__OBJETIVOS__
1. Diga se cada afirmação abaixo concorda com o texto sobre a série "Os Assassinatos de Åre": (a) a série é uma produção sueca da Netflix; (b) a série tem dez episódios; (c) a série se divide em três partes. Responda sim ou não e cite as palavras do texto que decidem.
2. Cite, sem alterar nada, as linhas dos registros que começam na linha com "- menu-item-copy-to[interactable]: نسخ" e vão até a linha com "- breadcrumb-current[interactable]: الكل", incluindo as duas.

__TEXTO CITADO__
A neve esconde rastros, abafa sons e transforma cidades em refúgios de silêncio. Mas o que acontece quando esse manto gélido cobre algo mais do que apenas as ruas? “Os Assassinatos de Åre”, produção sueca da Netflix, explora essa dualidade: o branco imaculado da neve contra a escuridão dos segredos enterrados. Em uma narrativa que mistura tragédias pessoais, investigações implacáveis e crimes que vão além do óbvio, a série desafia a linearidade tradicional dos thrillers escandinavos. Baseada nos livros de Viveca Sten, ela se divide em duas partes — “Hidden in Snow” e “Hidden in the Shadow” — condensando duas histórias distintas em cinco episódios densos, sem espaço para dispersões.

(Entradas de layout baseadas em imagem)
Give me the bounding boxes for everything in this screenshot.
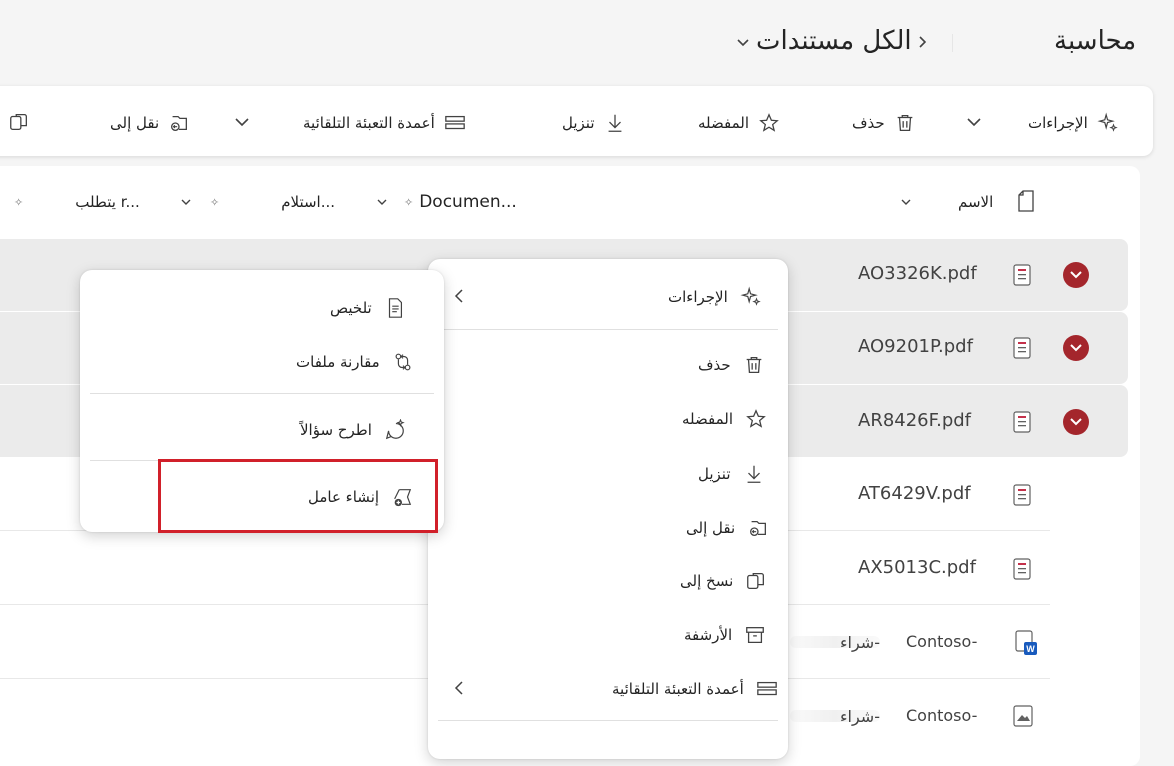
- menu-item-copy-to[interactable]: نسخ إلى: [680, 567, 767, 595]
- chevron-left-icon: [454, 681, 463, 695]
- ask-question-icon: [385, 419, 405, 440]
- chevron-down-icon: [377, 199, 387, 205]
- sparkle-icon: ✧: [14, 195, 24, 209]
- sparkle-icon: ✧: [210, 195, 220, 209]
- file-name[interactable]: AX5013C.pdf: [858, 557, 976, 578]
- sparkle-icon: [740, 286, 761, 306]
- toolbar-actions-label: الإجراءات: [1028, 114, 1088, 132]
- word-file-icon: W: [1015, 630, 1037, 655]
- breadcrumb-current[interactable]: الكل مستندات: [756, 26, 912, 56]
- toolbar-download-label: تنزيل: [562, 114, 595, 132]
- toolbar-delete-label: حذف: [852, 114, 885, 132]
- toolbar-favorite-button[interactable]: المفضله: [698, 111, 781, 135]
- star-icon: [757, 111, 781, 135]
- download-icon: [747, 465, 760, 483]
- chevron-down-icon[interactable]: [736, 38, 750, 48]
- toolbar-favorite-label: المفضله: [698, 114, 750, 132]
- toolbar-move-button[interactable]: نقل إلى: [110, 111, 191, 135]
- file-name[interactable]: AO9201P.pdf: [858, 336, 973, 357]
- compare-files-icon: [395, 353, 411, 371]
- column-header-received[interactable]: ✧ استلام...: [210, 191, 335, 213]
- chevron-left-icon: [454, 289, 463, 303]
- file-name[interactable]: Contoso-: [906, 706, 977, 725]
- sparkle-icon: [1096, 111, 1120, 135]
- menu-item-favorite[interactable]: المفضله: [682, 405, 767, 433]
- file-name-part: شراء-: [840, 633, 880, 652]
- column-header-requires[interactable]: ✧ يتطلب r...: [14, 191, 140, 213]
- chevron-down-icon: [901, 199, 911, 205]
- submenu-item-summarize[interactable]: تلخيص: [330, 294, 406, 322]
- submenu-item-ask[interactable]: اطرح سؤالاً: [300, 416, 406, 444]
- columns-icon: [443, 111, 467, 135]
- menu-divider: [90, 393, 434, 394]
- chevron-down-icon[interactable]: [234, 115, 250, 129]
- folder-move-icon: [750, 520, 767, 536]
- menu-divider: [438, 329, 778, 330]
- column-header-requires-chevron[interactable]: [180, 191, 192, 213]
- file-name[interactable]: AR8426F.pdf: [858, 410, 971, 431]
- menu-item-archive[interactable]: الأرشفة: [684, 621, 766, 649]
- breadcrumb-separator-line: [952, 34, 953, 52]
- sparkle-icon: ✧: [404, 195, 414, 209]
- file-name[interactable]: Contoso-: [906, 632, 977, 651]
- menu-item-delete[interactable]: حذف: [698, 351, 765, 379]
- toolbar-autofill-label: أعمدة التعبئة التلقائية: [303, 114, 435, 132]
- copy-icon: [747, 573, 765, 589]
- toolbar-autofill-button[interactable]: أعمدة التعبئة التلقائية: [303, 111, 467, 135]
- pdf-file-icon: [1013, 558, 1031, 580]
- toolbar-delete-button[interactable]: حذف: [852, 111, 917, 135]
- chevron-right-icon: [919, 36, 927, 48]
- summary-document-icon: [388, 298, 402, 318]
- download-icon: [603, 111, 627, 135]
- status-error-icon[interactable]: [1063, 409, 1089, 435]
- file-name-part: شراء-: [840, 707, 880, 726]
- svg-text:W: W: [1026, 644, 1035, 654]
- pdf-file-icon: [1013, 264, 1031, 286]
- toolbar-actions-button[interactable]: الإجراءات: [1028, 111, 1120, 135]
- pdf-file-icon: [1013, 411, 1031, 433]
- menu-item-autofill[interactable]: أعمدة التعبئة التلقائية: [612, 675, 778, 703]
- folder-move-icon: [167, 111, 191, 135]
- file-header-icon: [1018, 190, 1034, 212]
- file-name[interactable]: AT6429V.pdf: [858, 483, 971, 504]
- status-error-icon[interactable]: [1063, 335, 1089, 361]
- menu-item-actions[interactable]: الإجراءات: [668, 283, 762, 311]
- copy-icon[interactable]: [8, 111, 30, 133]
- highlight-box: [158, 459, 438, 533]
- status-error-icon[interactable]: [1063, 262, 1089, 288]
- toolbar-download-button[interactable]: تنزيل: [562, 111, 627, 135]
- column-header-name[interactable]: الاسم: [900, 191, 993, 213]
- star-icon: [746, 409, 766, 428]
- trash-icon: [746, 357, 762, 373]
- menu-divider: [438, 720, 778, 721]
- column-header-received-chevron[interactable]: [376, 191, 388, 213]
- toolbar-move-label: نقل إلى: [110, 114, 160, 132]
- pdf-file-icon: [1013, 484, 1031, 506]
- column-header-document[interactable]: ✧ Documen...: [404, 191, 517, 213]
- menu-item-download[interactable]: تنزيل: [698, 460, 765, 488]
- archive-icon: [746, 627, 765, 643]
- submenu-item-compare[interactable]: مقارنة ملفات: [296, 348, 414, 376]
- pdf-file-icon: [1013, 337, 1031, 359]
- chevron-down-icon[interactable]: [966, 115, 982, 129]
- menu-item-move-to[interactable]: نقل إلى: [686, 514, 769, 542]
- image-file-icon: [1013, 705, 1033, 727]
- file-name[interactable]: AO3326K.pdf: [858, 263, 977, 284]
- columns-icon: [756, 681, 777, 696]
- chevron-down-icon: [181, 199, 191, 205]
- breadcrumb-root[interactable]: محاسبة: [1054, 26, 1136, 56]
- trash-icon: [893, 111, 917, 135]
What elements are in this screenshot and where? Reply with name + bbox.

__SOLUÇÕES__
1.
(a) Sim: "produção sueca da Netflix".
(b) Não: "em cinco episódios densos".
(c) Não: "ela se divide em duas partes".

2.
- menu-item-copy-to[interactable]: نسخ إلى: [680, 567, 767, 595]
- chevron-left-icon: [454, 681, 463, 695]
- ask-question-icon: [385, 419, 405, 440]
- chevron-down-icon: [377, 199, 387, 205]
- sparkle-icon: ✧: [14, 195, 24, 209]
- sparkle-icon: ✧: [210, 195, 220, 209]
- file-name[interactable]: AX5013C.pdf: [858, 557, 976, 578]
- sparkle-icon: [740, 286, 761, 306]
- toolbar-actions-label: الإجراءات: [1028, 114, 1088, 132]
- word-file-icon: W: [1015, 630, 1037, 655]
- breadcrumb-current[interactable]: الكل مستندات: [756, 26, 912, 56]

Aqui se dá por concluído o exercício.